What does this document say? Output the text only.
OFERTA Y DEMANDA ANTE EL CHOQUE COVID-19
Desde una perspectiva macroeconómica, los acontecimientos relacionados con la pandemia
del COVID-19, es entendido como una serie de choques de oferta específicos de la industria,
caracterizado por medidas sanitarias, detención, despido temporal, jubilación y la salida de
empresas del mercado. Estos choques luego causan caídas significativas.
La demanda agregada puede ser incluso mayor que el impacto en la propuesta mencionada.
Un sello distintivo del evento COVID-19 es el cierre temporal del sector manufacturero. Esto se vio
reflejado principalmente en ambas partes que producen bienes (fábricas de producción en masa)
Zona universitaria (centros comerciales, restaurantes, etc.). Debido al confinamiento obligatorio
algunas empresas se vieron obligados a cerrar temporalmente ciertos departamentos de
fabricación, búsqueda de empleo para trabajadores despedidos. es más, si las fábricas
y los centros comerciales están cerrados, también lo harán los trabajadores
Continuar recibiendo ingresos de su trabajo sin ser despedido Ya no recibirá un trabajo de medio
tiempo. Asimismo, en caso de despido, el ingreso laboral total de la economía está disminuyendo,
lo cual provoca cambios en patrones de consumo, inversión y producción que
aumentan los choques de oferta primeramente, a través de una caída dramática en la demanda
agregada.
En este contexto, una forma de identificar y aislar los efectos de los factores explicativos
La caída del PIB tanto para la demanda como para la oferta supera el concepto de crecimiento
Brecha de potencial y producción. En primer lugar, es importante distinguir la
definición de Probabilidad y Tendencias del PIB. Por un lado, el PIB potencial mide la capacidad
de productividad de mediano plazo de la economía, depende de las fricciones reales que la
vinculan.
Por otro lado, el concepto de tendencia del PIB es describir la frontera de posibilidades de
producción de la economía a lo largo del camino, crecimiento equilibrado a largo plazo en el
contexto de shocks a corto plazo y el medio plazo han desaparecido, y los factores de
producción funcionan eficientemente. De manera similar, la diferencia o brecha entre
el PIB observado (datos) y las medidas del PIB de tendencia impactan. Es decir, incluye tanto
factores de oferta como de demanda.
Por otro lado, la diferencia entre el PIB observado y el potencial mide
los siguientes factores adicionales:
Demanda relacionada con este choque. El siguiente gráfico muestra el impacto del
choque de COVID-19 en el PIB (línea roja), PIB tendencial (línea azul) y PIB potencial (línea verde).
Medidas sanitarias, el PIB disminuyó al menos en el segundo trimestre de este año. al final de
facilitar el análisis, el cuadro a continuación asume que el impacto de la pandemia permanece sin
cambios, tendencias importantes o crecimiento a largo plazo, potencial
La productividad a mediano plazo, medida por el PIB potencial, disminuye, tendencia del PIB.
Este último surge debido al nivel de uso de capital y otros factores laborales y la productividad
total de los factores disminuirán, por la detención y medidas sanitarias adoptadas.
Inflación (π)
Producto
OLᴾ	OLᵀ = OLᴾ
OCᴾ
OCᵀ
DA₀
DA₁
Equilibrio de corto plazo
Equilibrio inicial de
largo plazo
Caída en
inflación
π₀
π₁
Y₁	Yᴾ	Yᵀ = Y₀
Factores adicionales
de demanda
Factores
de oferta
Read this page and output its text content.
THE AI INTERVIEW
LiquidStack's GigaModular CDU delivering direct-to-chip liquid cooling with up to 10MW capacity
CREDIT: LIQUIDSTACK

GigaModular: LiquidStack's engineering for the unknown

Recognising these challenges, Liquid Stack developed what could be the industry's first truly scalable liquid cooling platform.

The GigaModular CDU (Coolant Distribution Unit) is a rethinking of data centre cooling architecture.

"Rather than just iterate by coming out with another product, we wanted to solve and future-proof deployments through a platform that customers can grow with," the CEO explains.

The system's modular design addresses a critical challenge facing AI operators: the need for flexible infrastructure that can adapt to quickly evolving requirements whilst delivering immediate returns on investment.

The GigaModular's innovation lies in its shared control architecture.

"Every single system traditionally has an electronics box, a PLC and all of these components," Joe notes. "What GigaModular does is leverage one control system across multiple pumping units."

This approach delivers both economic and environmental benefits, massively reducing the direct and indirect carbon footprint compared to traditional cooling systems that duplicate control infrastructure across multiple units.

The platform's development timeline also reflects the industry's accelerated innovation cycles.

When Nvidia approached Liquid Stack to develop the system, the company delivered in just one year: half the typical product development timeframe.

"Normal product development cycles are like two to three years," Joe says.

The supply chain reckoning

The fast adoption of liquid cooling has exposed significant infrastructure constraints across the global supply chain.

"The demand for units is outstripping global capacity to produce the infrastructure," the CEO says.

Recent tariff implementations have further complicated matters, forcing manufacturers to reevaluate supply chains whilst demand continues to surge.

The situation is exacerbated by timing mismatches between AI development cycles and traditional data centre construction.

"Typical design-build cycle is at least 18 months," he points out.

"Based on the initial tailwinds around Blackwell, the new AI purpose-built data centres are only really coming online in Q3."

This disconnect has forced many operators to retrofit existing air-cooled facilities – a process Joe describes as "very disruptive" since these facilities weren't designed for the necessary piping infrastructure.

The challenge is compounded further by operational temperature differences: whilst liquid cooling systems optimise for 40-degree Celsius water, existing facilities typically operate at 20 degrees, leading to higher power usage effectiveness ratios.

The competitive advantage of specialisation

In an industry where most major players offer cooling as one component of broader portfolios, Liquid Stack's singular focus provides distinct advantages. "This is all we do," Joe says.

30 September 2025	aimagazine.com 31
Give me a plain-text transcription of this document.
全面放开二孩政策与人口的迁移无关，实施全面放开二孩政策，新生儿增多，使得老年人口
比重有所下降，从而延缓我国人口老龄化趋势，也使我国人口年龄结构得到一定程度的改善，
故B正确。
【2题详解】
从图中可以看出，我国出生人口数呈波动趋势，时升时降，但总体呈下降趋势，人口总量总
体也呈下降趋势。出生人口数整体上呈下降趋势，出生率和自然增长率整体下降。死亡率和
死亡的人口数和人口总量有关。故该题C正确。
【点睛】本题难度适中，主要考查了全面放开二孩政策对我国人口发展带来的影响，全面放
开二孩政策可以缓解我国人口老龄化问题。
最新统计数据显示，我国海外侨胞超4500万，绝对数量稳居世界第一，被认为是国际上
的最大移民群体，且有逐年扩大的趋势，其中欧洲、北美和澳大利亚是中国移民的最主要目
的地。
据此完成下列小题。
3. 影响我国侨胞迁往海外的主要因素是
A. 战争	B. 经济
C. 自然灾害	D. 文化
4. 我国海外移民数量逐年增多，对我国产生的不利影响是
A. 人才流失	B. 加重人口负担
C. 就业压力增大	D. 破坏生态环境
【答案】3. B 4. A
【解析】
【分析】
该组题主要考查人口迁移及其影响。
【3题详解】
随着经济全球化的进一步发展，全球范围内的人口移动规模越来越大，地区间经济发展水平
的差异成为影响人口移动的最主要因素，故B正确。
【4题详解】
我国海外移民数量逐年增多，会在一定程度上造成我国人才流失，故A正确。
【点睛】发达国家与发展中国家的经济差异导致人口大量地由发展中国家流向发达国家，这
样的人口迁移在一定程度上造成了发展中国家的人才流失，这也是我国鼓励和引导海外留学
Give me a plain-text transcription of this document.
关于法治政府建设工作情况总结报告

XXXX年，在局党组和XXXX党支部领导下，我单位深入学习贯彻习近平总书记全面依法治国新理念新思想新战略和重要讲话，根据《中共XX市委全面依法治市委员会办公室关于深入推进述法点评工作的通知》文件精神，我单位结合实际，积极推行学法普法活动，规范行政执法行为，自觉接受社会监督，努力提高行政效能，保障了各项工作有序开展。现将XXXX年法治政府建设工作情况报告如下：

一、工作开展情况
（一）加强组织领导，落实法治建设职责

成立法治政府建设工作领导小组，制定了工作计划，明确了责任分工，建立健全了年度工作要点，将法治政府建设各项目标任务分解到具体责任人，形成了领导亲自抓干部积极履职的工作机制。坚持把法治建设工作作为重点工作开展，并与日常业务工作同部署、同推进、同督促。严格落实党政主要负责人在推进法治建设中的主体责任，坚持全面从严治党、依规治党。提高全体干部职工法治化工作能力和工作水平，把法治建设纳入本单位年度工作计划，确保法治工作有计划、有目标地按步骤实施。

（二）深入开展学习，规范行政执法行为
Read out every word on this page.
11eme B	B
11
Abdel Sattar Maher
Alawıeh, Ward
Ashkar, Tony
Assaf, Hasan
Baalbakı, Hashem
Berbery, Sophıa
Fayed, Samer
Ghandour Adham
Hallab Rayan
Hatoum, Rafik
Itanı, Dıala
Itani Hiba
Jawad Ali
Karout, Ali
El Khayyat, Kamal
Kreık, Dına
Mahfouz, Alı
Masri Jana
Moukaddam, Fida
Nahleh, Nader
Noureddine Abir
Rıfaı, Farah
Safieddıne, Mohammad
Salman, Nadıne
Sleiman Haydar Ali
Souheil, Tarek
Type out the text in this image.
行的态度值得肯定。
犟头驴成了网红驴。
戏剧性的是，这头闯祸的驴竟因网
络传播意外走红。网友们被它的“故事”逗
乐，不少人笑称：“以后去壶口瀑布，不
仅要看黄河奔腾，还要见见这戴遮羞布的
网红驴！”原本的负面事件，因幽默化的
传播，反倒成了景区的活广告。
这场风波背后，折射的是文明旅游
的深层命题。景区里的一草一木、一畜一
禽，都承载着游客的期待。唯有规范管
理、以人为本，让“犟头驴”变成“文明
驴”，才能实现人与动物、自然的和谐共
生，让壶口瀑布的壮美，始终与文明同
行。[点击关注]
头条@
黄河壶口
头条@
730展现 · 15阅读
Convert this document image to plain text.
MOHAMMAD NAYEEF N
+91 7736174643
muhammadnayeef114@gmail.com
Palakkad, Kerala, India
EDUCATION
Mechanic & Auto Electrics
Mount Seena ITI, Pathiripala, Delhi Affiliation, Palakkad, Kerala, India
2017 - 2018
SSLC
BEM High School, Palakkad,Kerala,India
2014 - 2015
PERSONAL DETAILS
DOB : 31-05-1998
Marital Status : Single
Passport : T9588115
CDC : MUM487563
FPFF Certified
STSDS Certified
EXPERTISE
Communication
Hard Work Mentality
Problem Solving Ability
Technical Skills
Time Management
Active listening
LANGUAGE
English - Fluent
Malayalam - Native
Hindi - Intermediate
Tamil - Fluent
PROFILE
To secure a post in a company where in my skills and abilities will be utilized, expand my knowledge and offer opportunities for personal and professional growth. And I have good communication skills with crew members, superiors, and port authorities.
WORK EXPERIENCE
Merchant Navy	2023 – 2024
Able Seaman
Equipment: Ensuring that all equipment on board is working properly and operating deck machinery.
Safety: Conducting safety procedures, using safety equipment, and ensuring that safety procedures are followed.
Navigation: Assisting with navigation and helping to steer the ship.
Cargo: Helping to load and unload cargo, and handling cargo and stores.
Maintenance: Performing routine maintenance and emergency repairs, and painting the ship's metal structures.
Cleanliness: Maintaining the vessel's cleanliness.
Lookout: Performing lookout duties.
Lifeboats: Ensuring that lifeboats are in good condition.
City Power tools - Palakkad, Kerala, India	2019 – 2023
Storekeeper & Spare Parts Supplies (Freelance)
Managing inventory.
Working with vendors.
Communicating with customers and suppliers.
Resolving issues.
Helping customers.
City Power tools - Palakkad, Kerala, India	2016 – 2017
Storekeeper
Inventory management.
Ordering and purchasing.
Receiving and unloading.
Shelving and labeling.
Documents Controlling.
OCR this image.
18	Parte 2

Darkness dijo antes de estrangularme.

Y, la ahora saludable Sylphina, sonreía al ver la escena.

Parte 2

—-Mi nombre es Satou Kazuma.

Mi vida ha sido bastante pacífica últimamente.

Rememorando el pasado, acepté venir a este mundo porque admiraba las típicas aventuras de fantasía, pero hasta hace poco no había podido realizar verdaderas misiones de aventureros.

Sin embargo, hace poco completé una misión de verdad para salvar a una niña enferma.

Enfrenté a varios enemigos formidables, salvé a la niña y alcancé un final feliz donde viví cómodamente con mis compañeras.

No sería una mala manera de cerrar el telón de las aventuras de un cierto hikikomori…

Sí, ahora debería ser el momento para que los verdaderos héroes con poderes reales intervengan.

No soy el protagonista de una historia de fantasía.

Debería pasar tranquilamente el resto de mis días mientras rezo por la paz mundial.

■ ■ ■ ■ ■

Aim: Find all lines with "image" in them and copy each one.

Final answer:
Type out the text in this image.
Convert this document image to plain text.
OCR this image.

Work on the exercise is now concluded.